(Transcribed document page entries)
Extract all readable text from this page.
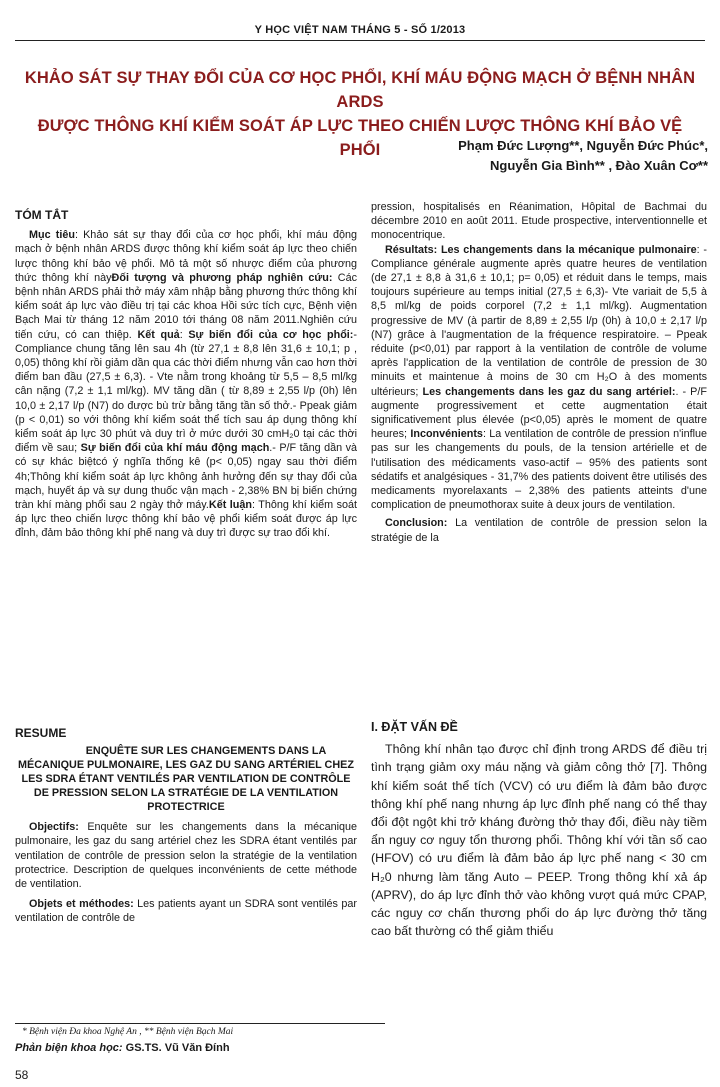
Y HỌC VIỆT NAM THÁNG 5 - SỐ 1/2013
KHẢO SÁT SỰ THAY ĐỔI CỦA CƠ HỌC PHỔI, KHÍ MÁU ĐỘNG MẠCH Ở BỆNH NHÂN ARDS
ĐƯỢC THÔNG KHÍ KIỂM SOÁT ÁP LỰC THEO CHIẾN LƯỢC THÔNG KHÍ BẢO VỆ PHỔI	Phạm Đức Lượng**, Nguyễn Đức Phúc*,
Nguyễn Gia Bình** , Đào Xuân Cơ**
TÓM TẮT

Mục tiêu: Khảo sát sự thay đổi của cơ học phổi, khí máu động mạch ở bệnh nhân ARDS được thông khí kiểm soát áp lực theo chiến lược thông khí bảo vệ phổi. Mô tả một số nhược điểm của phương thức thông khí nàyĐối tượng và phương pháp nghiên cứu: Các bệnh nhân ARDS phải thở máy xâm nhập bằng phương thức thông khí kiểm soát áp lực vào điều trị tại các khoa Hồi sức tích cực, Bệnh viện Bạch Mai từ tháng 12 năm 2010 tới tháng 08 năm 2011.Nghiên cứu tiến cứu, có can thiệp. Kết quả: Sự biến đổi của cơ học phổi:- Compliance chung tăng lên sau 4h (từ 27,1 ± 8,8 lên 31,6 ± 10,1; p , 0,05) thông khí rồi giảm dần qua các thời điểm nhưng vẫn cao hơn thời điểm ban đầu (27,5 ± 6,3). - Vte nằm trong khoảng từ 5,5 – 8,5 ml/kg cân nặng (7,2 ± 1,1 ml/kg). MV tăng dần ( từ 8,89 ± 2,55 l/p (0h) lên 10,0 ± 2,17 l/p (N7) do được bù trừ bằng tăng tần số thở.- Ppeak giảm (p < 0,01) so với thông khí kiểm soát thể tích sau áp dụng thông khí kiểm soát áp lực 30 phút và duy trì ở mức dưới 30 cmH₂0 tại các thời điểm về sau; Sự biến đổi của khí máu động mạch.- P/F tăng dần và có sự khác biệtcó ý nghĩa thống kê (p< 0,05) ngay sau thời điểm 4h;Thông khí kiểm soát áp lực không ảnh hưởng đến sự thay đổi của mạch, huyết áp và sự dung thuốc vận mạch - 2,38% BN bị biến chứng tràn khí màng phổi sau 2 ngày thở máy.Kết luận: Thông khí kiểm soát áp lực theo chiến lược thông khí bảo vệ phổi kiểm soát được áp lực đỉnh, đảm bảo thông khí phế nang và duy trì được sự trao đổi khí.

RESUME

ENQUÊTE SUR LES CHANGEMENTS DANS LA MÉCANIQUE PULMONAIRE, LES GAZ DU SANG ARTÉRIEL CHEZ LES SDRA ÉTANT VENTILÉS PAR VENTILATION DE CONTRÔLE DE PRESSION SELON LA STRATÉGIE DE LA VENTILATION PROTECTRICE

Objectifs: Enquête sur les changements dans la mécanique pulmonaire, les gaz du sang artériel chez les SDRA étant ventilés par ventilation de contrôle de pression selon la stratégie de la ventilation protectrice. Description de quelques inconvénients de cette méthode de ventilation.

Objets et méthodes: Les patients ayant un SDRA sont ventilés par ventilation de contrôle de

pression, hospitalisés en Réanimation, Hôpital de Bachmai du décembre 2010 en août 2011. Etude prospective, interventionnelle et monocentrique.

Résultats: Les changements dans la mécanique pulmonaire: - Compliance générale augmente après quatre heures de ventilation (de 27,1 ± 8,8 à 31,6 ± 10,1; p= 0,05) et réduit dans le temps, mais toujours supérieure au temps initial (27,5 ± 6,3)- Vte variait de 5,5 à 8,5 ml/kg de poids corporel (7,2 ± 1,1 ml/kg). Augmentation progressive de MV (à partir de 8,89 ± 2,55 l/p (0h) à 10,0 ± 2,17 l/p (N7) grâce à l'augmentation de la fréquence respiratoire. – Ppeak réduite (p<0,01) par rapport à la ventilation de contrôle de volume après l'application de la ventilation de contrôle de pression de 30 minuits et maintenue à moins de 30 cm H₂O à des moments ultérieurs; Les changements dans les gaz du sang artériel:. - P/F augmente progressivement et cette augmentation était significativement plus élevée (p<0,05) après le moment de quatre heures; Inconvénients: La ventilation de contrôle de pression n'influe pas sur les changements du pouls, de la tension artérielle et de l'utilisation des médicaments vaso-actif – 95% des patients sont sédatifs et analgésiques - 31,7% des patients doivent être utilisés des medicaments myorelaxants – 2,38% des patients atteints d'une complication de pneumothorax suite à deux jours de ventilation.

Conclusion: La ventilation de contrôle de pression selon la stratégie de la

I. ĐẶT VẤN ĐỀ

Thông khí nhân tạo được chỉ định trong ARDS để điều trị tình trạng giảm oxy máu nặng và giảm công thở [7]. Thông khí kiểm soát thể tích (VCV) có ưu điểm là đảm bảo được thông khí phế nang nhưng áp lực đỉnh phế nang có thể thay đổi đột ngột khi trở kháng đường thở thay đổi, điều này tiềm ẩn nguy cơ nguy tổn thương phổi. Thông khí với tần số cao (HFOV) có ưu điểm là đảm bảo áp lực phế nang < 30 cm H₂0 nhưng làm tăng Auto – PEEP. Trong thông khí xả áp (APRV), do áp lực đỉnh thở vào không vượt quá mức CPAP, các nguy cơ chấn thương phổi do áp lực đường thở tăng cao bất thường có thể giảm thiểu

* Bệnh viện Đa khoa Nghệ An , ** Bệnh viện Bạch Mai
Phản biện khoa học: GS.TS. Vũ Văn Đính
58
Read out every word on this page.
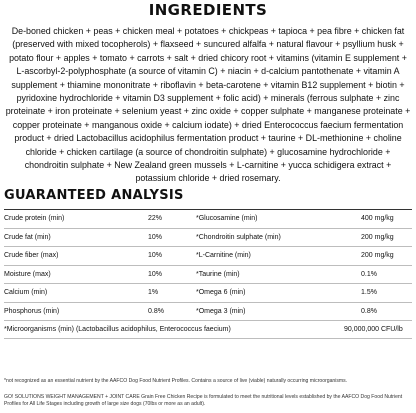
INGREDIENTS
De-boned chicken + peas + chicken meal + potatoes + chickpeas + tapioca + pea fibre + chicken fat (preserved with mixed tocopherols) + flaxseed + suncured alfalfa + natural flavour + psyllium husk + potato flour + apples + tomato + carrots + salt + dried chicory root + vitamins (vitamin E supplement + L-ascorbyl-2-polyphosphate (a source of vitamin C) + niacin + d-calcium pantothenate + vitamin A supplement + thiamine mononitrate + riboflavin + beta-carotene + vitamin B12 supplement + biotin + pyridoxine hydrochloride + vitamin D3 supplement + folic acid) + minerals (ferrous sulphate + zinc proteinate + iron proteinate + selenium yeast + zinc oxide + copper sulphate + manganese proteinate + copper proteinate + manganous oxide + calcium iodate) + dried Enterococcus faecium fermentation product + dried Lactobacillus acidophilus fermentation product + taurine + DL-methionine + choline chloride + chicken cartilage (a source of chondroitin sulphate) + glucosamine hydrochloride + chondroitin sulphate + New Zealand green mussels + L-carnitine + yucca schidigera extract + potassium chloride + dried rosemary.
GUARANTEED ANALYSIS
Crude protein (min)	22%	*Glucosamine (min)	400 mg/kg
Crude fat (min)	10%	*Chondroitin sulphate (min)	200 mg/kg
Crude fiber (max)	10%	*L-Carnitine (min)	200 mg/kg
Moisture (max)	10%	*Taurine (min)	0.1%
Calcium (min)	1%	*Omega 6 (min)	1.5%
Phosphorus (min)	0.8%	*Omega 3 (min)	0.8%
*Microorganisms (min) (Lactobacillus acidophilus, Enterococcus faecium)	90,000,000 CFU/lb
*not recognized as an essential nutrient by the AAFCO Dog Food Nutrient Profiles. Contains a source of live (viable) naturally occurring microorganisms.
GO! SOLUTIONS WEIGHT MANAGEMENT + JOINT CARE Grain Free Chicken Recipe is formulated to meet the nutritional levels established by the AAFCO Dog Food Nutrient Profiles for All Life Stages including growth of large size dogs (70lbs or more as an adult).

WHAT THE TASK ASKS
Your copy should match the data above exactly, apart from the pictures.

TASK ANSWER
Extract all readable text from this page.
Y HỌC VIỆT NAM THÁNG 5 - SỐ 1/2013
KHẢO SÁT SỰ THAY ĐỔI CỦA CƠ HỌC PHỔI, KHÍ MÁU ĐỘNG MẠCH Ở BỆNH NHÂN ARDS
ĐƯỢC THÔNG KHÍ KIỂM SOÁT ÁP LỰC THEO CHIẾN LƯỢC THÔNG KHÍ BẢO VỆ PHỔI	Phạm Đức Lượng**, Nguyễn Đức Phúc*,
Nguyễn Gia Bình** , Đào Xuân Cơ**
TÓM TẮT

Mục tiêu: Khảo sát sự thay đổi của cơ học phổi, khí máu động mạch ở bệnh nhân ARDS được thông khí kiểm soát áp lực theo chiến lược thông khí bảo vệ phổi. Mô tả một số nhược điểm của phương thức thông khí nàyĐối tượng và phương pháp nghiên cứu: Các bệnh nhân ARDS phải thở máy xâm nhập bằng phương thức thông khí kiểm soát áp lực vào điều trị tại các khoa Hồi sức tích cực, Bệnh viện Bạch Mai từ tháng 12 năm 2010 tới tháng 08 năm 2011.Nghiên cứu tiến cứu, có can thiệp. Kết quả: Sự biến đổi của cơ học phổi:- Compliance chung tăng lên sau 4h (từ 27,1 ± 8,8 lên 31,6 ± 10,1; p , 0,05) thông khí rồi giảm dần qua các thời điểm nhưng vẫn cao hơn thời điểm ban đầu (27,5 ± 6,3). - Vte nằm trong khoảng từ 5,5 – 8,5 ml/kg cân nặng (7,2 ± 1,1 ml/kg). MV tăng dần ( từ 8,89 ± 2,55 l/p (0h) lên 10,0 ± 2,17 l/p (N7) do được bù trừ bằng tăng tần số thở.- Ppeak giảm (p < 0,01) so với thông khí kiểm soát thể tích sau áp dụng thông khí kiểm soát áp lực 30 phút và duy trì ở mức dưới 30 cmH₂0 tại các thời điểm về sau; Sự biến đổi của khí máu động mạch.- P/F tăng dần và có sự khác biệtcó ý nghĩa thống kê (p< 0,05) ngay sau thời điểm 4h;Thông khí kiểm soát áp lực không ảnh hưởng đến sự thay đổi của mạch, huyết áp và sự dung thuốc vận mạch - 2,38% BN bị biến chứng tràn khí màng phổi sau 2 ngày thở máy.Kết luận: Thông khí kiểm soát áp lực theo chiến lược thông khí bảo vệ phổi kiểm soát được áp lực đỉnh, đảm bảo thông khí phế nang và duy trì được sự trao đổi khí.

RESUME

ENQUÊTE SUR LES CHANGEMENTS DANS LA MÉCANIQUE PULMONAIRE, LES GAZ DU SANG ARTÉRIEL CHEZ LES SDRA ÉTANT VENTILÉS PAR VENTILATION DE CONTRÔLE DE PRESSION SELON LA STRATÉGIE DE LA VENTILATION PROTECTRICE

Objectifs: Enquête sur les changements dans la mécanique pulmonaire, les gaz du sang artériel chez les SDRA étant ventilés par ventilation de contrôle de pression selon la stratégie de la ventilation protectrice. Description de quelques inconvénients de cette méthode de ventilation.

Objets et méthodes: Les patients ayant un SDRA sont ventilés par ventilation de contrôle de

pression, hospitalisés en Réanimation, Hôpital de Bachmai du décembre 2010 en août 2011. Etude prospective, interventionnelle et monocentrique.

Résultats: Les changements dans la mécanique pulmonaire: - Compliance générale augmente après quatre heures de ventilation (de 27,1 ± 8,8 à 31,6 ± 10,1; p= 0,05) et réduit dans le temps, mais toujours supérieure au temps initial (27,5 ± 6,3)- Vte variait de 5,5 à 8,5 ml/kg de poids corporel (7,2 ± 1,1 ml/kg). Augmentation progressive de MV (à partir de 8,89 ± 2,55 l/p (0h) à 10,0 ± 2,17 l/p (N7) grâce à l'augmentation de la fréquence respiratoire. – Ppeak réduite (p<0,01) par rapport à la ventilation de contrôle de volume après l'application de la ventilation de contrôle de pression de 30 minuits et maintenue à moins de 30 cm H₂O à des moments ultérieurs; Les changements dans les gaz du sang artériel:. - P/F augmente progressivement et cette augmentation était significativement plus élevée (p<0,05) après le moment de quatre heures; Inconvénients: La ventilation de contrôle de pression n'influe pas sur les changements du pouls, de la tension artérielle et de l'utilisation des médicaments vaso-actif – 95% des patients sont sédatifs et analgésiques - 31,7% des patients doivent être utilisés des medicaments myorelaxants – 2,38% des patients atteints d'une complication de pneumothorax suite à deux jours de ventilation.

Conclusion: La ventilation de contrôle de pression selon la stratégie de la

I. ĐẶT VẤN ĐỀ

Thông khí nhân tạo được chỉ định trong ARDS để điều trị tình trạng giảm oxy máu nặng và giảm công thở [7]. Thông khí kiểm soát thể tích (VCV) có ưu điểm là đảm bảo được thông khí phế nang nhưng áp lực đỉnh phế nang có thể thay đổi đột ngột khi trở kháng đường thở thay đổi, điều này tiềm ẩn nguy cơ nguy tổn thương phổi. Thông khí với tần số cao (HFOV) có ưu điểm là đảm bảo áp lực phế nang < 30 cm H₂0 nhưng làm tăng Auto – PEEP. Trong thông khí xả áp (APRV), do áp lực đỉnh thở vào không vượt quá mức CPAP, các nguy cơ chấn thương phổi do áp lực đường thở tăng cao bất thường có thể giảm thiểu

* Bệnh viện Đa khoa Nghệ An , ** Bệnh viện Bạch Mai
Phản biện khoa học: GS.TS. Vũ Văn Đính
58
Read out every word on this page.
INGREDIENTS
De-boned chicken + peas + chicken meal + potatoes + chickpeas + tapioca + pea fibre + chicken fat (preserved with mixed tocopherols) + flaxseed + suncured alfalfa + natural flavour + psyllium husk + potato flour + apples + tomato + carrots + salt + dried chicory root + vitamins (vitamin E supplement + L-ascorbyl-2-polyphosphate (a source of vitamin C) + niacin + d-calcium pantothenate + vitamin A supplement + thiamine mononitrate + riboflavin + beta-carotene + vitamin B12 supplement + biotin + pyridoxine hydrochloride + vitamin D3 supplement + folic acid) + minerals (ferrous sulphate + zinc proteinate + iron proteinate + selenium yeast + zinc oxide + copper sulphate + manganese proteinate + copper proteinate + manganous oxide + calcium iodate) + dried Enterococcus faecium fermentation product + dried Lactobacillus acidophilus fermentation product + taurine + DL-methionine + choline chloride + chicken cartilage (a source of chondroitin sulphate) + glucosamine hydrochloride + chondroitin sulphate + New Zealand green mussels + L-carnitine + yucca schidigera extract + potassium chloride + dried rosemary.
GUARANTEED ANALYSIS
Crude protein (min)	22%	*Glucosamine (min)	400 mg/kg
Crude fat (min)	10%	*Chondroitin sulphate (min)	200 mg/kg
Crude fiber (max)	10%	*L-Carnitine (min)	200 mg/kg
Moisture (max)	10%	*Taurine (min)	0.1%
Calcium (min)	1%	*Omega 6 (min)	1.5%
Phosphorus (min)	0.8%	*Omega 3 (min)	0.8%
*Microorganisms (min) (Lactobacillus acidophilus, Enterococcus faecium)	90,000,000 CFU/lb
*not recognized as an essential nutrient by the AAFCO Dog Food Nutrient Profiles. Contains a source of live (viable) naturally occurring microorganisms.
GO! SOLUTIONS WEIGHT MANAGEMENT + JOINT CARE Grain Free Chicken Recipe is formulated to meet the nutritional levels established by the AAFCO Dog Food Nutrient Profiles for All Life Stages including growth of large size dogs (70lbs or more as an adult).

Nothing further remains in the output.